• [YOUR TASK]:
Skip any picture you find and retype all the remaining lines exactly.

################

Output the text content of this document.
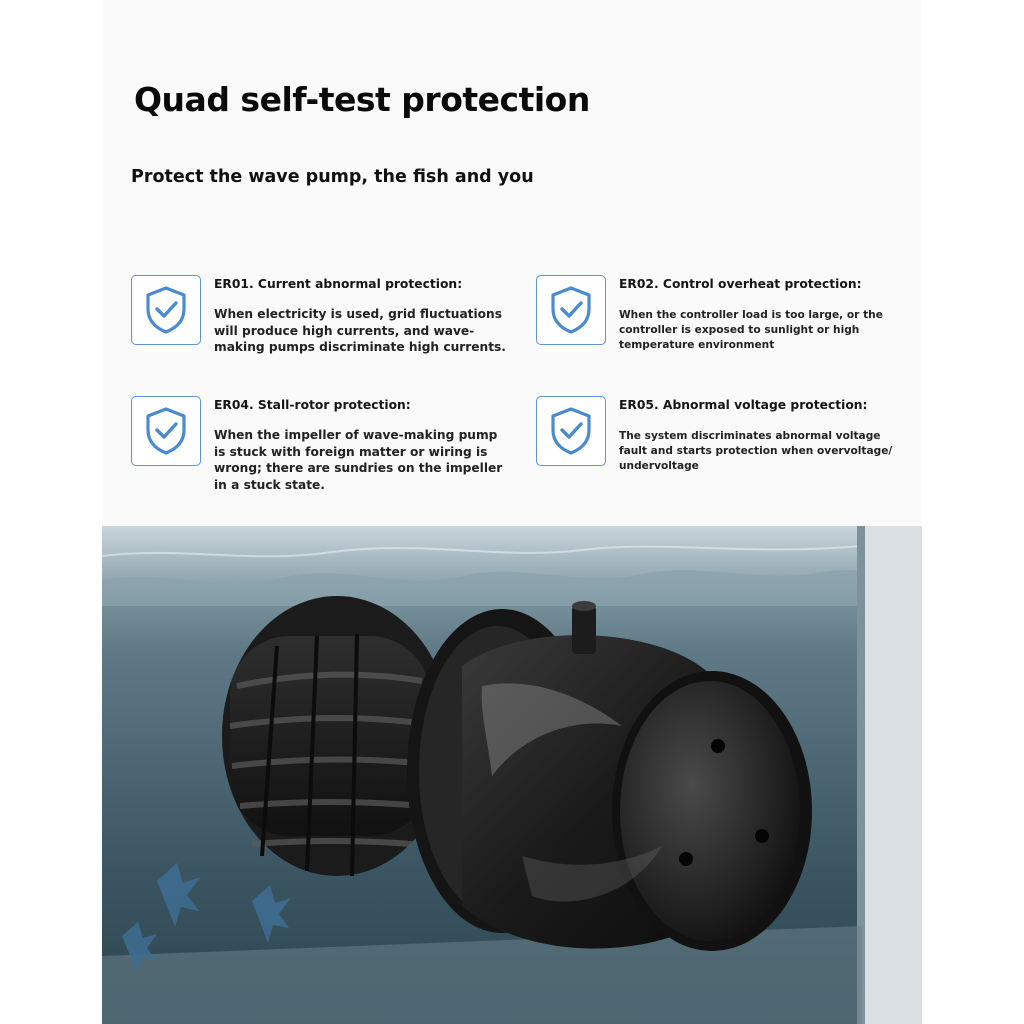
Quad self-test protection
Protect the wave pump, the fish and you

ER01. Current abnormal protection:

When electricity is used, grid fluctuations
will produce high currents, and wave-
making pumps discriminate high currents.

ER02. Control overheat protection:

When the controller load is too large, or the
controller is exposed to sunlight or high
temperature environment

ER04. Stall-rotor protection:

When the impeller of wave-making pump
is stuck with foreign matter or wiring is
wrong; there are sundries on the impeller
in a stuck state.

ER05. Abnormal voltage protection:

The system discriminates abnormal voltage
fault and starts protection when overvoltage/
undervoltage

################

• [FULL SOLUTION]:
Output the text content of this document.
Quad self-test protection
Protect the wave pump, the fish and you

ER01. Current abnormal protection:

When electricity is used, grid fluctuations
will produce high currents, and wave-
making pumps discriminate high currents.

ER02. Control overheat protection:

When the controller load is too large, or the
controller is exposed to sunlight or high
temperature environment

ER04. Stall-rotor protection:

When the impeller of wave-making pump
is stuck with foreign matter or wiring is
wrong; there are sundries on the impeller
in a stuck state.

ER05. Abnormal voltage protection:

The system discriminates abnormal voltage
fault and starts protection when overvoltage/
undervoltage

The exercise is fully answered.